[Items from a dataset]
-- Begin --

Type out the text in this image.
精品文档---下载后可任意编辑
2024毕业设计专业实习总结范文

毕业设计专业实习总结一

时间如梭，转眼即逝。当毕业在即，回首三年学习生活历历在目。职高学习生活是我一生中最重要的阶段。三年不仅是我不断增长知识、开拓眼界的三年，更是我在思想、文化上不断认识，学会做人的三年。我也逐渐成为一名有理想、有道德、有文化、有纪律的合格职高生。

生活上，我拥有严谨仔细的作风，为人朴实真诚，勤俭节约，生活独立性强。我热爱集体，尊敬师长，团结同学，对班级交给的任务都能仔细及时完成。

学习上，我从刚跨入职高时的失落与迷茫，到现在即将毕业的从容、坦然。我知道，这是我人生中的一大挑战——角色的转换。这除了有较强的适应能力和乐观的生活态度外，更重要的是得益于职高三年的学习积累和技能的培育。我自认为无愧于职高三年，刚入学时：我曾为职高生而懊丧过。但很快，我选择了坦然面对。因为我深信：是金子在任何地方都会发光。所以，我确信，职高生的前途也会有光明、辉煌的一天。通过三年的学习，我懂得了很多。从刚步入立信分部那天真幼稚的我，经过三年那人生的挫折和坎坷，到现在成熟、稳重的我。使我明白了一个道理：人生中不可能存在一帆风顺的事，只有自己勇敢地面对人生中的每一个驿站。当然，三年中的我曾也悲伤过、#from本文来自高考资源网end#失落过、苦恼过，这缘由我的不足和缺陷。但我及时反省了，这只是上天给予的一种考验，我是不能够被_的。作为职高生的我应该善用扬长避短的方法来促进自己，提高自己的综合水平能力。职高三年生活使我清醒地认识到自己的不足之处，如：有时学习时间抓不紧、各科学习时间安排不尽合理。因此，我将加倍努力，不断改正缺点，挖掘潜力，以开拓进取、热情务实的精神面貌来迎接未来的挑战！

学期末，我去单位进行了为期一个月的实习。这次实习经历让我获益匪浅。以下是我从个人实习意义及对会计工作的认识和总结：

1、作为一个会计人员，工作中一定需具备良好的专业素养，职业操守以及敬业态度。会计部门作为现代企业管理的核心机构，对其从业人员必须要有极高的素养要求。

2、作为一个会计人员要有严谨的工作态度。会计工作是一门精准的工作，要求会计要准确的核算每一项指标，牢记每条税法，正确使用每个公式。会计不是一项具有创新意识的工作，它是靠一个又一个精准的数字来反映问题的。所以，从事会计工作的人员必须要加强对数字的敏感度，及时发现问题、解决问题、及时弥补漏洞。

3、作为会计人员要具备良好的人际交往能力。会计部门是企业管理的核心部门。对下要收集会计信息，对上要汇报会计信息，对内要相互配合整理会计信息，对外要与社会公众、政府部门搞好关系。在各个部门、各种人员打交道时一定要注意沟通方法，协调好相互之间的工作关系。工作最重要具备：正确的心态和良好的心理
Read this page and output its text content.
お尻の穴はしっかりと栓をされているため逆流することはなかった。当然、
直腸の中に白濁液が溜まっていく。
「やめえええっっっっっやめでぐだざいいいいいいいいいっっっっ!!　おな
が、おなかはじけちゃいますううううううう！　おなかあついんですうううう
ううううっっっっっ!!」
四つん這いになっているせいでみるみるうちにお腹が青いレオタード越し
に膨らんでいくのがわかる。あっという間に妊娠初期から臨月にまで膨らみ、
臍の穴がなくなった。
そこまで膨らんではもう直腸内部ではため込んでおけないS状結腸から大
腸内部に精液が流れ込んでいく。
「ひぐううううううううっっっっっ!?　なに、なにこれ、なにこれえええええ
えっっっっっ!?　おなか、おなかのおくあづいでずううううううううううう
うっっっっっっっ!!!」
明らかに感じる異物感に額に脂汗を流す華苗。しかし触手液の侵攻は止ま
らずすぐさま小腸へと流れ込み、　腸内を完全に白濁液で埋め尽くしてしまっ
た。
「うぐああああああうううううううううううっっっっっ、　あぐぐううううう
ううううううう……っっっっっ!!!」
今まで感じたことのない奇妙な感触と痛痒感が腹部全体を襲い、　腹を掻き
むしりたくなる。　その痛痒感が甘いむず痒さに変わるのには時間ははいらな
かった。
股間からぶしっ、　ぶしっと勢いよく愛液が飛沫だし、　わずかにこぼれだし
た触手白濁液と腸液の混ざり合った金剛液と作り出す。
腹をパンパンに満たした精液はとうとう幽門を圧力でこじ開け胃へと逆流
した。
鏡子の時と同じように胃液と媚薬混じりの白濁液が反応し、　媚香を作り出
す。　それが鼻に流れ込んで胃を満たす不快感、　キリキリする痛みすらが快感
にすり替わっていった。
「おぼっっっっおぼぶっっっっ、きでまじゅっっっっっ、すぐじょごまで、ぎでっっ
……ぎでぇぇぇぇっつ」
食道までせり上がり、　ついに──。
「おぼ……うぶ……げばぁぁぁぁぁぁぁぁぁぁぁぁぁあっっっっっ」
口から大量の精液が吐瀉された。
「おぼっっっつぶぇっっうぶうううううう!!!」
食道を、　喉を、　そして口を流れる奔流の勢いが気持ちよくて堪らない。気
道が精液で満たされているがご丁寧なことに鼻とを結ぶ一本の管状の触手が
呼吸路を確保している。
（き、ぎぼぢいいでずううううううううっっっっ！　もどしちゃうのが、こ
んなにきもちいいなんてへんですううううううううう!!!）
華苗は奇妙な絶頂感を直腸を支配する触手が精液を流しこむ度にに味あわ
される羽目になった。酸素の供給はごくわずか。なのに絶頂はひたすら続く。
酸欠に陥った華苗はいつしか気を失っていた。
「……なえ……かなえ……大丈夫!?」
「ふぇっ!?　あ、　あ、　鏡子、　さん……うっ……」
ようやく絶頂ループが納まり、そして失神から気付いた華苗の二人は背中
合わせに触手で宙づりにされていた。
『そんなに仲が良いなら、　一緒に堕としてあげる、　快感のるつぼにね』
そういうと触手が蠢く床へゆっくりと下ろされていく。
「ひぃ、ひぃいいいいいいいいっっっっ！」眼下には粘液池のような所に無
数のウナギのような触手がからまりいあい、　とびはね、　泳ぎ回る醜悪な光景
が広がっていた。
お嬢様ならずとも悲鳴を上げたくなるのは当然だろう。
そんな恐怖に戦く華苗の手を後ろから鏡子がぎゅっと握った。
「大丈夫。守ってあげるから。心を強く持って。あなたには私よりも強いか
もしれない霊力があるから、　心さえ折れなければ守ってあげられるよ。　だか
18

-- End --

* WORK TO COMPLETE:
Write down all the entries again without a single difference.

* WRITTEN REPLY:
Type out the text in this image.
精品文档---下载后可任意编辑
2024毕业设计专业实习总结范文

毕业设计专业实习总结一

时间如梭，转眼即逝。当毕业在即，回首三年学习生活历历在目。职高学习生活是我一生中最重要的阶段。三年不仅是我不断增长知识、开拓眼界的三年，更是我在思想、文化上不断认识，学会做人的三年。我也逐渐成为一名有理想、有道德、有文化、有纪律的合格职高生。

生活上，我拥有严谨仔细的作风，为人朴实真诚，勤俭节约，生活独立性强。我热爱集体，尊敬师长，团结同学，对班级交给的任务都能仔细及时完成。

学习上，我从刚跨入职高时的失落与迷茫，到现在即将毕业的从容、坦然。我知道，这是我人生中的一大挑战——角色的转换。这除了有较强的适应能力和乐观的生活态度外，更重要的是得益于职高三年的学习积累和技能的培育。我自认为无愧于职高三年，刚入学时：我曾为职高生而懊丧过。但很快，我选择了坦然面对。因为我深信：是金子在任何地方都会发光。所以，我确信，职高生的前途也会有光明、辉煌的一天。通过三年的学习，我懂得了很多。从刚步入立信分部那天真幼稚的我，经过三年那人生的挫折和坎坷，到现在成熟、稳重的我。使我明白了一个道理：人生中不可能存在一帆风顺的事，只有自己勇敢地面对人生中的每一个驿站。当然，三年中的我曾也悲伤过、#from本文来自高考资源网end#失落过、苦恼过，这缘由我的不足和缺陷。但我及时反省了，这只是上天给予的一种考验，我是不能够被_的。作为职高生的我应该善用扬长避短的方法来促进自己，提高自己的综合水平能力。职高三年生活使我清醒地认识到自己的不足之处，如：有时学习时间抓不紧、各科学习时间安排不尽合理。因此，我将加倍努力，不断改正缺点，挖掘潜力，以开拓进取、热情务实的精神面貌来迎接未来的挑战！

学期末，我去单位进行了为期一个月的实习。这次实习经历让我获益匪浅。以下是我从个人实习意义及对会计工作的认识和总结：

1、作为一个会计人员，工作中一定需具备良好的专业素养，职业操守以及敬业态度。会计部门作为现代企业管理的核心机构，对其从业人员必须要有极高的素养要求。

2、作为一个会计人员要有严谨的工作态度。会计工作是一门精准的工作，要求会计要准确的核算每一项指标，牢记每条税法，正确使用每个公式。会计不是一项具有创新意识的工作，它是靠一个又一个精准的数字来反映问题的。所以，从事会计工作的人员必须要加强对数字的敏感度，及时发现问题、解决问题、及时弥补漏洞。

3、作为会计人员要具备良好的人际交往能力。会计部门是企业管理的核心部门。对下要收集会计信息，对上要汇报会计信息，对内要相互配合整理会计信息，对外要与社会公众、政府部门搞好关系。在各个部门、各种人员打交道时一定要注意沟通方法，协调好相互之间的工作关系。工作最重要具备：正确的心态和良好的心理
Read this page and output its text content.
お尻の穴はしっかりと栓をされているため逆流することはなかった。当然、
直腸の中に白濁液が溜まっていく。
「やめえええっっっっっやめでぐだざいいいいいいいいいっっっっ!!　おな
が、おなかはじけちゃいますううううううう！　おなかあついんですうううう
ううううっっっっっ!!」
四つん這いになっているせいでみるみるうちにお腹が青いレオタード越し
に膨らんでいくのがわかる。あっという間に妊娠初期から臨月にまで膨らみ、
臍の穴がなくなった。
そこまで膨らんではもう直腸内部ではため込んでおけないS状結腸から大
腸内部に精液が流れ込んでいく。
「ひぐううううううううっっっっっ!?　なに、なにこれ、なにこれえええええ
えっっっっっ!?　おなか、おなかのおくあづいでずううううううううううう
うっっっっっっっ!!!」
明らかに感じる異物感に額に脂汗を流す華苗。しかし触手液の侵攻は止ま
らずすぐさま小腸へと流れ込み、　腸内を完全に白濁液で埋め尽くしてしまっ
た。
「うぐああああああうううううううううううっっっっっ、　あぐぐううううう
ううううううう……っっっっっ!!!」
今まで感じたことのない奇妙な感触と痛痒感が腹部全体を襲い、　腹を掻き
むしりたくなる。　その痛痒感が甘いむず痒さに変わるのには時間ははいらな
かった。
股間からぶしっ、　ぶしっと勢いよく愛液が飛沫だし、　わずかにこぼれだし
た触手白濁液と腸液の混ざり合った金剛液と作り出す。
腹をパンパンに満たした精液はとうとう幽門を圧力でこじ開け胃へと逆流
した。
鏡子の時と同じように胃液と媚薬混じりの白濁液が反応し、　媚香を作り出
す。　それが鼻に流れ込んで胃を満たす不快感、　キリキリする痛みすらが快感
にすり替わっていった。
「おぼっっっっおぼぶっっっっ、きでまじゅっっっっっ、すぐじょごまで、ぎでっっ
……ぎでぇぇぇぇっつ」
食道までせり上がり、　ついに──。
「おぼ……うぶ……げばぁぁぁぁぁぁぁぁぁぁぁぁぁあっっっっっ」
口から大量の精液が吐瀉された。
「おぼっっっつぶぇっっうぶうううううう!!!」
食道を、　喉を、　そして口を流れる奔流の勢いが気持ちよくて堪らない。気
道が精液で満たされているがご丁寧なことに鼻とを結ぶ一本の管状の触手が
呼吸路を確保している。
（き、ぎぼぢいいでずううううううううっっっっ！　もどしちゃうのが、こ
んなにきもちいいなんてへんですううううううううう!!!）
華苗は奇妙な絶頂感を直腸を支配する触手が精液を流しこむ度にに味あわ
される羽目になった。酸素の供給はごくわずか。なのに絶頂はひたすら続く。
酸欠に陥った華苗はいつしか気を失っていた。
「……なえ……かなえ……大丈夫!?」
「ふぇっ!?　あ、　あ、　鏡子、　さん……うっ……」
ようやく絶頂ループが納まり、そして失神から気付いた華苗の二人は背中
合わせに触手で宙づりにされていた。
『そんなに仲が良いなら、　一緒に堕としてあげる、　快感のるつぼにね』
そういうと触手が蠢く床へゆっくりと下ろされていく。
「ひぃ、ひぃいいいいいいいいっっっっ！」眼下には粘液池のような所に無
数のウナギのような触手がからまりいあい、　とびはね、　泳ぎ回る醜悪な光景
が広がっていた。
お嬢様ならずとも悲鳴を上げたくなるのは当然だろう。
そんな恐怖に戦く華苗の手を後ろから鏡子がぎゅっと握った。
「大丈夫。守ってあげるから。心を強く持って。あなたには私よりも強いか
もしれない霊力があるから、　心さえ折れなければ守ってあげられるよ。　だか
18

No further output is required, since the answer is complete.